### Data entries:
__________________________________________________

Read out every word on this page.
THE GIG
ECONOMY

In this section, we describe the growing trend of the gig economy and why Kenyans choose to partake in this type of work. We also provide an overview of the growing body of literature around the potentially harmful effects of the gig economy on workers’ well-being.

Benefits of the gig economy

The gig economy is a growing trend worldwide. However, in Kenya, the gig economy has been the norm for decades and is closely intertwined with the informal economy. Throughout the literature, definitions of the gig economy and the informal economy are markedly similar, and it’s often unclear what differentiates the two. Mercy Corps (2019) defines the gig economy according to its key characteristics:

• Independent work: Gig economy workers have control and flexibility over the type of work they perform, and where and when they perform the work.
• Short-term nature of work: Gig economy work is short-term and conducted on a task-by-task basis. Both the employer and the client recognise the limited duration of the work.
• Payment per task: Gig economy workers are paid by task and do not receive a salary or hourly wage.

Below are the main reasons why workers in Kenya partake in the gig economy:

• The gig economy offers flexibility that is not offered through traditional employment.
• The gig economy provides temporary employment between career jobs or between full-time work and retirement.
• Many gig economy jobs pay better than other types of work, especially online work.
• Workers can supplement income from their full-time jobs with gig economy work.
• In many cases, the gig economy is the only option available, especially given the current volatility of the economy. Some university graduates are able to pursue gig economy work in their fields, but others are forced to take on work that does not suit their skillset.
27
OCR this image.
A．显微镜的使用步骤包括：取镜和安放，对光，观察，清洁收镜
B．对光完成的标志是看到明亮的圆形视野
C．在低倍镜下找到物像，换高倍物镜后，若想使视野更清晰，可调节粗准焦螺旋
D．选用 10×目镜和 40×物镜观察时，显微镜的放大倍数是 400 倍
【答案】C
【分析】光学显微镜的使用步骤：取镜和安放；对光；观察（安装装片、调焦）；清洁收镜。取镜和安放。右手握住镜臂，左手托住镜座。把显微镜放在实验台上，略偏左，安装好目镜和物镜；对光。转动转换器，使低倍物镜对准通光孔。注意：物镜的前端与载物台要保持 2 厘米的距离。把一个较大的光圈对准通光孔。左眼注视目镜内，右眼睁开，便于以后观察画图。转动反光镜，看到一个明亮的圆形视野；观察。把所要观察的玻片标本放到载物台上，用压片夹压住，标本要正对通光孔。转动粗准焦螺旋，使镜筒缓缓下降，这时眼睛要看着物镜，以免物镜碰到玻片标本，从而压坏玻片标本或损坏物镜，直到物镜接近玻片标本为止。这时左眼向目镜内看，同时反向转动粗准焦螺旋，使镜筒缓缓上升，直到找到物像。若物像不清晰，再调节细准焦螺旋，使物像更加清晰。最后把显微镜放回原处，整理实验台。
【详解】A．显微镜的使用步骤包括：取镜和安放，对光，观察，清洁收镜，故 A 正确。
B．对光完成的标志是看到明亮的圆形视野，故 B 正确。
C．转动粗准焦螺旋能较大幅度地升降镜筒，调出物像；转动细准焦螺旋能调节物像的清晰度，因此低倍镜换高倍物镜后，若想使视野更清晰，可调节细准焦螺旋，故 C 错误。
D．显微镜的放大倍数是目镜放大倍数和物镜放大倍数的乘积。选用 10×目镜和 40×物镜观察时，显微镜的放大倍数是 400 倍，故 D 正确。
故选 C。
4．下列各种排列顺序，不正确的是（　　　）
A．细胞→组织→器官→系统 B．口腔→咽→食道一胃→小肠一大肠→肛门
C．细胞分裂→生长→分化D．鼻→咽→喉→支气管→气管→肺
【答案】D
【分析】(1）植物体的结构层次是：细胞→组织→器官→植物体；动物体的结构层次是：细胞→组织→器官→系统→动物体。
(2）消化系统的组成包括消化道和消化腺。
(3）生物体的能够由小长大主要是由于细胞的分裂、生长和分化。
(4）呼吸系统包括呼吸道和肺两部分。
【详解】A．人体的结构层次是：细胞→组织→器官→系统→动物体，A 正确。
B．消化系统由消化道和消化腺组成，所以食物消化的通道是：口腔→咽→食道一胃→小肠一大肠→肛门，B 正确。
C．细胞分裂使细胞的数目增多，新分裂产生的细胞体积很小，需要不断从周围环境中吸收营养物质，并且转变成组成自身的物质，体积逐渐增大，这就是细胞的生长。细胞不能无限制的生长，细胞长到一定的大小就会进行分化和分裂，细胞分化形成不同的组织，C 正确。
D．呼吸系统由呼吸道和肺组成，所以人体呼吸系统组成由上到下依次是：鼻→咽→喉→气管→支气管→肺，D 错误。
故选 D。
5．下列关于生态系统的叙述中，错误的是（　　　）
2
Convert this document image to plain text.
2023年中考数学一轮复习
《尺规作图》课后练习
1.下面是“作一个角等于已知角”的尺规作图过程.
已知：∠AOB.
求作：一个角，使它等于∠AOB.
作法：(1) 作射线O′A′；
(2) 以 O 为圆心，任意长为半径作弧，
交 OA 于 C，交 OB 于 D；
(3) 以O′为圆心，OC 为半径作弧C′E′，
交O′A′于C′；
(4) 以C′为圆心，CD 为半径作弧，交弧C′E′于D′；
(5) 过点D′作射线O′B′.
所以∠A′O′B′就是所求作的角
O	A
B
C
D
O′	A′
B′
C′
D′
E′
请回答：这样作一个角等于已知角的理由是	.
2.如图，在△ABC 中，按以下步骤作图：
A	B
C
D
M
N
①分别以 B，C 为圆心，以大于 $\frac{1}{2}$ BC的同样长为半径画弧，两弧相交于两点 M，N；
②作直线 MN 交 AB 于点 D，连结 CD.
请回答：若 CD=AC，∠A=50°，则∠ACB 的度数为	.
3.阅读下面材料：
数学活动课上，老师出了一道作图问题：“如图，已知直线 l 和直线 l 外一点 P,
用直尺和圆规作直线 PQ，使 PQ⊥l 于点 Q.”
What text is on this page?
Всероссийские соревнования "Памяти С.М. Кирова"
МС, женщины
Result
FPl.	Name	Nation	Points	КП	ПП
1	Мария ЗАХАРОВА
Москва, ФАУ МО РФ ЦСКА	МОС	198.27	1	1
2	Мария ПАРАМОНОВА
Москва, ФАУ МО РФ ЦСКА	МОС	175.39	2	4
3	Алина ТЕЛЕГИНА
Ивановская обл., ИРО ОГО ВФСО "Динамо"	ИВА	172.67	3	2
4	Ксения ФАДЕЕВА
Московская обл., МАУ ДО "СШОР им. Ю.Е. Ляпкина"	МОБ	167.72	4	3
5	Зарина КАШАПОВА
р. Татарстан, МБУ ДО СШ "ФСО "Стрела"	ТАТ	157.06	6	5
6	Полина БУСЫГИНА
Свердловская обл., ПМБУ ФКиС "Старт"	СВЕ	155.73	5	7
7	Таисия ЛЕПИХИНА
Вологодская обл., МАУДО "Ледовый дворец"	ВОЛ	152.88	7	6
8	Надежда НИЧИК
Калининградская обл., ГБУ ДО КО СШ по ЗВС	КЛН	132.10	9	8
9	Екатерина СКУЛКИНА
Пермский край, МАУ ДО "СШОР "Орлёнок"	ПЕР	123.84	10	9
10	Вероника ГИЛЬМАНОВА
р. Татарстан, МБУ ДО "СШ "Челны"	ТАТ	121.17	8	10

__________________________________________________

### Short problem:
Examine the records and pull out every line where the string "with" occurs.

### Full solution:
The gig economy is a growing trend worldwide. However, in Kenya, the gig economy has been the norm for decades and is closely intertwined with the informal economy. Throughout the literature, definitions of the gig economy and the informal economy are markedly similar, and it’s often unclear what differentiates the two. Mercy Corps (2019) defines the gig economy according to its key characteristics:
• Workers can supplement income from their full-time jobs with gig economy work.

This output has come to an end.